Prolongez le texte sur la culture en roues Gigrow à partir de sa dernière phrase.

● Extrait du document:
┄┄┄┄┄┄┄┄┄┄

Au Québec, une entreprise de Lanaudière démarrera en production commerciale au mois de décembre et sera pleinement opérationnelle en 2024. Dans Chaudière-Appalaches, deux fils d’agriculteurs, Jérémie Lavoie (production porcine) et Pierre Ferland (production laitière), emboîtent le pas. Ils y ont vu une solution intéressante pour, d’une part, remplacer la production de la ferme porcine, qui cessera cet automne et, d’autre part, diversifier les activités de la ferme laitière vers une production végétale.

Le premier est biologiste et agronome et le second, agroéconomiste. Ils ont cherché la meilleure technologie possible en production maraîchère. « On a fouillé partout dans le monde pendant quatre mois et finalement, elle était au Québec », dit Pierre Ferland. Les deux entrepreneurs de 29 et 30 ans viennent d’acheter trois roues de production et comptent notamment vendre des Gigrow, en accompagnant les entreprises dans leur développement.

En France, Pascal Thomas aimerait aller plus loin avec Gigrow et créer une entreprise conjointe. Les Dumont ne disent pas non, mais ont des réserves.  « On s’entend très bien, mais on veut garder notre liberté et l’essence de l’entreprise. Il faut que les prix restent accessibles. Cet été, il y en a qui ont perdu 200 000 $ à cause de la pluie. On veut que les agriculteurs puissent les acheter pendant qu’ils le peuvent encore, qu’ils puissent se diversifier et que ce soit rentable. »

La France mise sur la recherche

En France, Futura Gaïa, qui cultive présentement du basilic, fait également des recherches sur beaucoup d’autres cultures. « Nous avons 31 employés, dont la plupart sont docteurs en agronomie ou ingénieurs, précise Pascal Thomas. Nous avons mené 1 400 recherches sur différentes applications, notamment pharmaceutiques. » L’entreprise se prépare à lancer une nouvelle usine de 400 roues, où l’on produira du basilic ou des légumes-feuilles. « Cela dit, à terme, notre modèle est de vendre l’ensemble du système d’opération d’une usine, incluant des Gigrow », explique le fondateur.

Le fait que les plantes poussent dans la terre permet aussi de reproduire des sols particuliers. « Après des essais dans dix de sols, on est parvenus à faire pousser de l’arnica, rapporte M. Thomas. C’est une plante médicinale indigène très recherchée qu’on ne peut plus récolter en France, parce qu’elle est devenue trop rare à cause des changements climatiques. »

┄┄┄┄┄┄┄┄┄┄

● Lignes fournies:

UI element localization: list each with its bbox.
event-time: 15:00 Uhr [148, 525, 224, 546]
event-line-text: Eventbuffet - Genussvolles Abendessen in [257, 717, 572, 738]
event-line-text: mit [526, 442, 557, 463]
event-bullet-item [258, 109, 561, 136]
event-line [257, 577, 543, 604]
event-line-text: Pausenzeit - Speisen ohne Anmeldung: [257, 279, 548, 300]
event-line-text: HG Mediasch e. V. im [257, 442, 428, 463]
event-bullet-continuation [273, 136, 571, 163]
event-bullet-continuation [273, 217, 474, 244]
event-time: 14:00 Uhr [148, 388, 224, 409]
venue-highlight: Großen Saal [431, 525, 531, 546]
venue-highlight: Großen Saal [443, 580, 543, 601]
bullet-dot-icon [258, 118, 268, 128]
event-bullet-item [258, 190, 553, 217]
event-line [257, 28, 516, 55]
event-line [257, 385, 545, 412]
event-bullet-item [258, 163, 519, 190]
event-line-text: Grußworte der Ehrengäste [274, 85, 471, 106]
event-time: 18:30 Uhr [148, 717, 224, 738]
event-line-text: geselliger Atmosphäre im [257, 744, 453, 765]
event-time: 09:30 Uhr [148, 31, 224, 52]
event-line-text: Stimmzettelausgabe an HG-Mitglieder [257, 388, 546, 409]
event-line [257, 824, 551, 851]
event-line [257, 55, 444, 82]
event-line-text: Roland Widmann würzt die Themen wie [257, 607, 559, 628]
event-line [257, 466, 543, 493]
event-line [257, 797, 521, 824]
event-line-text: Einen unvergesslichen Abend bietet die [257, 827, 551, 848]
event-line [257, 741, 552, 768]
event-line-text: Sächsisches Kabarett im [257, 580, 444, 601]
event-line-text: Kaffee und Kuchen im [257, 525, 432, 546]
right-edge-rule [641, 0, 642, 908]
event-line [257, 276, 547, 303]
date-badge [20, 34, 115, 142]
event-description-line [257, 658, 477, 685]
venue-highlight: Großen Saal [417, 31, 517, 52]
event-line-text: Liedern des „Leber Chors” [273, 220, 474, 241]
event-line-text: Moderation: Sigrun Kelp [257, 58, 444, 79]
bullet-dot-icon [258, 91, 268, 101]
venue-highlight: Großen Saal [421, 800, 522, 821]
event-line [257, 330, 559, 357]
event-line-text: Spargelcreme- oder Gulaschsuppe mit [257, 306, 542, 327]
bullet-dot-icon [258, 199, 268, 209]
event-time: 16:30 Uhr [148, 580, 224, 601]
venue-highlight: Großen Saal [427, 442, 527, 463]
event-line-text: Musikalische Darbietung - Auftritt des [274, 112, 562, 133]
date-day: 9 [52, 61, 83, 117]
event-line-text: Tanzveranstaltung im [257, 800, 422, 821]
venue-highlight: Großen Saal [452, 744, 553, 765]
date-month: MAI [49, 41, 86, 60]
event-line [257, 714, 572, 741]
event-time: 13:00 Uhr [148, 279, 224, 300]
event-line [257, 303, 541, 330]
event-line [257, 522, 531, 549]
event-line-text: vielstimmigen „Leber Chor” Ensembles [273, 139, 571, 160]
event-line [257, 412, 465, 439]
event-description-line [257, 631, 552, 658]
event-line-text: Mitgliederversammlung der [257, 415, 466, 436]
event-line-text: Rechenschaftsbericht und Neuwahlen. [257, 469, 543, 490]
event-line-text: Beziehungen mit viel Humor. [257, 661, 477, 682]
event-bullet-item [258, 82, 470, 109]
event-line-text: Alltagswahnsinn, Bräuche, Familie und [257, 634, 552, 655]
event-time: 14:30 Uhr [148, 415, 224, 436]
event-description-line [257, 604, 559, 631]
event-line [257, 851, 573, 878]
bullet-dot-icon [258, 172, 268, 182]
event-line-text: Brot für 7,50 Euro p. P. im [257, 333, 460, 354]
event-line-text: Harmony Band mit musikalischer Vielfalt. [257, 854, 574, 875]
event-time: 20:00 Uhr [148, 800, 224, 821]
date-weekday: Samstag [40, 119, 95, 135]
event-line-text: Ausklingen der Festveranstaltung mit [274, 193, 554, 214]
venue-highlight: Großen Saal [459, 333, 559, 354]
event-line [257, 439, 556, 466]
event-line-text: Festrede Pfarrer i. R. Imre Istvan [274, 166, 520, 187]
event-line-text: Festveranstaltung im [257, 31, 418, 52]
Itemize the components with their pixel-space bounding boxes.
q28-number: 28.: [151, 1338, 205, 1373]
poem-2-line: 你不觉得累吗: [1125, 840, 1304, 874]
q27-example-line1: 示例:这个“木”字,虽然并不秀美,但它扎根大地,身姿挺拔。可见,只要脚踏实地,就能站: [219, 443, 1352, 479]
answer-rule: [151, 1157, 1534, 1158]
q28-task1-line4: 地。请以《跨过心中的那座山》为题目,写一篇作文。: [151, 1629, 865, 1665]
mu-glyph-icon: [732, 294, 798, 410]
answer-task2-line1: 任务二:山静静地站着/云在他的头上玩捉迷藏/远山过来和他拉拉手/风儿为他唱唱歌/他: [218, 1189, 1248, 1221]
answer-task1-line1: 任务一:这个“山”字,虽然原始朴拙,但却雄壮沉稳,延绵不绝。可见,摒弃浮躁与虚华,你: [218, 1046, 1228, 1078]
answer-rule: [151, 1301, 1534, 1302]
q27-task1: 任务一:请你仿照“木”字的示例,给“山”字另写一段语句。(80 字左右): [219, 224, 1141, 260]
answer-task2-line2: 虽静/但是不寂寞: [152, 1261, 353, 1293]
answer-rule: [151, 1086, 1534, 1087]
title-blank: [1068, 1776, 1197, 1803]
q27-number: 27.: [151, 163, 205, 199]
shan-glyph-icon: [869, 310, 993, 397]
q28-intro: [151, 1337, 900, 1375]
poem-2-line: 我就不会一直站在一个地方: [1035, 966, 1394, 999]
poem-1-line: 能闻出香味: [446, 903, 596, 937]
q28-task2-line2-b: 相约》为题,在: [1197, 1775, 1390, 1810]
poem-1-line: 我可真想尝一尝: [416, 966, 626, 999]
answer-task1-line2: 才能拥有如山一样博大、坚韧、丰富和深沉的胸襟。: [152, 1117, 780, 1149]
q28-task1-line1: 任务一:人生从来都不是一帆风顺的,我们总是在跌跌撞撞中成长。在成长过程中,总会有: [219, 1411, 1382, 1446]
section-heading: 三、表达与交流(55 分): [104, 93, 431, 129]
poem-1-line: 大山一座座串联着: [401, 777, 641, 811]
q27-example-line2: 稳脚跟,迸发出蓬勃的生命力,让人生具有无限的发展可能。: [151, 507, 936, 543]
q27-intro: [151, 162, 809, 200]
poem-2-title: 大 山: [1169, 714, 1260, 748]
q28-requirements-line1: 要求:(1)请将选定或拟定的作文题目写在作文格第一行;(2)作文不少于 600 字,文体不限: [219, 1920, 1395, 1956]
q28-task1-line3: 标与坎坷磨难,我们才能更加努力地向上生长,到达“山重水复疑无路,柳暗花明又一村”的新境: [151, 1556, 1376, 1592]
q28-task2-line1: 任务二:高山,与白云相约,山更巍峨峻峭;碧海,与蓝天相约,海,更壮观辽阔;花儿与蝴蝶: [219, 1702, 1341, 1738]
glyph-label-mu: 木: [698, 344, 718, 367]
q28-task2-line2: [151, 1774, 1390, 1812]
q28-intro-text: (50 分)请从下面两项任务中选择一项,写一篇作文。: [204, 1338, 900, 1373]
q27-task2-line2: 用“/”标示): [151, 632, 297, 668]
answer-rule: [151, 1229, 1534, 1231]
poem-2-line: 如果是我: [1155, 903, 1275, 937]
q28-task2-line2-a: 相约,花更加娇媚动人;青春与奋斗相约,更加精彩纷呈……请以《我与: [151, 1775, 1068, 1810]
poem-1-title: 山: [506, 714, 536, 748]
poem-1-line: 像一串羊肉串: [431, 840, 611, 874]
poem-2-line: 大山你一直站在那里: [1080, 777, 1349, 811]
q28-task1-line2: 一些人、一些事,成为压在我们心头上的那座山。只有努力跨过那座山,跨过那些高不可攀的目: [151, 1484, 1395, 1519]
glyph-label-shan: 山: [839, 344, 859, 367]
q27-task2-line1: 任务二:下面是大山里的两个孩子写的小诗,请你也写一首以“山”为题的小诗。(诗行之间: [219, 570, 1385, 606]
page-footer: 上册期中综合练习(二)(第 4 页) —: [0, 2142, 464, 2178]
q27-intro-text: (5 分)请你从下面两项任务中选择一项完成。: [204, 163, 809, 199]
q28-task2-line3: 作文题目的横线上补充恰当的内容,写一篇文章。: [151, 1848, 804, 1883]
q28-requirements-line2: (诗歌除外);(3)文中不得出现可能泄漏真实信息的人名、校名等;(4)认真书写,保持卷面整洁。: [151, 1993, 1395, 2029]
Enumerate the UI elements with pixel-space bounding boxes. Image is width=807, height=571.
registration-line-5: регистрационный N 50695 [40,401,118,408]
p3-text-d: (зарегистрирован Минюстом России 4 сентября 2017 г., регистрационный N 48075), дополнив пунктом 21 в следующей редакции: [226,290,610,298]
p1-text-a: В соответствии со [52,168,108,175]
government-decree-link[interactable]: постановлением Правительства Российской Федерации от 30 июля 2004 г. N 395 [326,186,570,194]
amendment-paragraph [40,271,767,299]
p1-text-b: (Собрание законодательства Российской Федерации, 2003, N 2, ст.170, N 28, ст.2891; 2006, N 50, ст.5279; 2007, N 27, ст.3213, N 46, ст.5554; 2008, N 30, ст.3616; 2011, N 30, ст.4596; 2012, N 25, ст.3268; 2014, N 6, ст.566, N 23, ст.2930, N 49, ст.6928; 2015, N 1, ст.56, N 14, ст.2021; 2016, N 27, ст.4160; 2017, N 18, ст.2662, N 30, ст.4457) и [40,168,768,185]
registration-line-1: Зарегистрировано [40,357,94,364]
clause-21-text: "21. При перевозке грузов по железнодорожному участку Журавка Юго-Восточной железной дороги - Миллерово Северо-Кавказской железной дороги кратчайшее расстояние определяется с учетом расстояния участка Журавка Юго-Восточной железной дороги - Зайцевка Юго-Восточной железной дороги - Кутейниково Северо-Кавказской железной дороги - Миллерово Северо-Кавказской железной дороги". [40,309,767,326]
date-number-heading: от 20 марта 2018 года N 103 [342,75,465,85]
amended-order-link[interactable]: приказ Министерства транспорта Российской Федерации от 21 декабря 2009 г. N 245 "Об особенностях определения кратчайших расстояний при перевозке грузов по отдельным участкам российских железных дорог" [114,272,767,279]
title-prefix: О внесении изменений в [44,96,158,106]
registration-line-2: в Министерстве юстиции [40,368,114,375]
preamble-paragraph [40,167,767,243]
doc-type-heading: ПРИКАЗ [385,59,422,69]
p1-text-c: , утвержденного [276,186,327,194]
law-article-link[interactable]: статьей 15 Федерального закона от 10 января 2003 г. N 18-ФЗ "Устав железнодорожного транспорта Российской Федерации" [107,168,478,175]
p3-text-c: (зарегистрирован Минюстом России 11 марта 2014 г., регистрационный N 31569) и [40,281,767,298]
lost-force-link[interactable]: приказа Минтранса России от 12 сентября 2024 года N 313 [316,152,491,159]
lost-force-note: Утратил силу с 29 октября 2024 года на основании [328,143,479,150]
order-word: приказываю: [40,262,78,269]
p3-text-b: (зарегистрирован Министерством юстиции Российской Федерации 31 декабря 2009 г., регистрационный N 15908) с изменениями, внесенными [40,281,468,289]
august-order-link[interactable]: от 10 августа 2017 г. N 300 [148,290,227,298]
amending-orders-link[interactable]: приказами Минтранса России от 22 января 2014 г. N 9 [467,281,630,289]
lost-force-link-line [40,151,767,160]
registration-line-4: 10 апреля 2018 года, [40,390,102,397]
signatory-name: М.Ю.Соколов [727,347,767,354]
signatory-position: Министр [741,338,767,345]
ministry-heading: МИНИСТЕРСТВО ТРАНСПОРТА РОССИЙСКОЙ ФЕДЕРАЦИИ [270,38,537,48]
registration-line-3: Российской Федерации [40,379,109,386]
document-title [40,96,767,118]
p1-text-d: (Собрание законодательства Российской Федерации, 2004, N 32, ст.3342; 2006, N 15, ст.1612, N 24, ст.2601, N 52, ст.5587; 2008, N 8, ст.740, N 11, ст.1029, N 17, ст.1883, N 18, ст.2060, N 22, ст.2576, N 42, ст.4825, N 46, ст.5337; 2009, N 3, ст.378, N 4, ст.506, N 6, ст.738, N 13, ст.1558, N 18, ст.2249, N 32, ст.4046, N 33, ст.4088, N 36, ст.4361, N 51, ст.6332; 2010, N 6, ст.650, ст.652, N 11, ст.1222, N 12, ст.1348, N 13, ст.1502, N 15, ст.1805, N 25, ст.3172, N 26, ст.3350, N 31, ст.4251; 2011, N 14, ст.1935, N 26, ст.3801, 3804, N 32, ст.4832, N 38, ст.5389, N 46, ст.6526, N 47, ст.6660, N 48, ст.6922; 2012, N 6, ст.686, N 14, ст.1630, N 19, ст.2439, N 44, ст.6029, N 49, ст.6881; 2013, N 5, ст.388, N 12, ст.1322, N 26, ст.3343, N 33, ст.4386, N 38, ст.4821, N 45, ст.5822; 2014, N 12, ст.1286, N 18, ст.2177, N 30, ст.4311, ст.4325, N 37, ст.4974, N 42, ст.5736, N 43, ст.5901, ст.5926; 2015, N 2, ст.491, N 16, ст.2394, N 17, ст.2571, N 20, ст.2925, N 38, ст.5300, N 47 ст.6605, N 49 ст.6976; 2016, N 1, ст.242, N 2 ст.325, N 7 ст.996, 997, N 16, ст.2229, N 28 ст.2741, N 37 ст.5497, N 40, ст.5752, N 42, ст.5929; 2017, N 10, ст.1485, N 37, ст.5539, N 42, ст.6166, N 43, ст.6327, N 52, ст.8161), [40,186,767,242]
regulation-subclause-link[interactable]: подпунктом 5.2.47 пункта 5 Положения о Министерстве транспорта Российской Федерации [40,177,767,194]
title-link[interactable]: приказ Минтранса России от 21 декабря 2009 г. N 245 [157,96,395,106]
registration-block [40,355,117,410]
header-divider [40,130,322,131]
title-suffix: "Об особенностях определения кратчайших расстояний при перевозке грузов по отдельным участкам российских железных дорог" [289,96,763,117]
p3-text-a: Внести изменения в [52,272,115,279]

┄┄┄┄┄┄┄┄┄┄

● Corrigé de l'exercice:
   

Les plants reçoivent quelques gouttes d’eau alors qu’ils sont tête en bas. Photo : Sophie Lachapelle/TCN

Les plants reçoivent quelques gouttes d’eau alors qu’ils sont tête en bas. Photo : Sophie Lachapelle/TCN

Une roue qui tourne

Les plants poussent sur une roue qui effectue une très lente rotation et ils reçoivent quelques gouttes d’eau alors qu’ils sont tête en bas. « Normalement, l’eau doit remonter contre la gravité, dit Gilles Dumont. Je me suis dit qu’en leur facilitant la vie, les plants nous donneraient peut-être quelque chose en retour. Ça rend les plants plus résistants. Les gens du Centre national de recherche du Canada, avec qui on a travaillé, nous ont dit qu’ils n’arrivent pas à comprendre pourquoi. » Chercheur et consultant indépendant en production serricole, Alain Charbonneau teste la machine depuis le printemps. À son avis, les produits se distinguent par le goût et leur durée de vie. Il a aussi noté l’autonomie du système. « Je suis parti une semaine et ça continuait de rouler tout seul, raconte-t-il. Pour moi, les Gigrow sont définitivement un outil de plus pour nourrir la planète. » Gilles Dumont précise qu’il est possible de « faire pousser beaucoup de choses dans un Gigrow, mais tout n’est pas également rentable ».  « Le basilic marche très bien parce qu’il occupe peu d’espace et se vend à bon prix. Les légumes à feuilles marchent bien aussi. Après, oui, des bébés poivrons, des mini tomates, des fraises, mais ça n’est pas aussi payant », précise-t-il.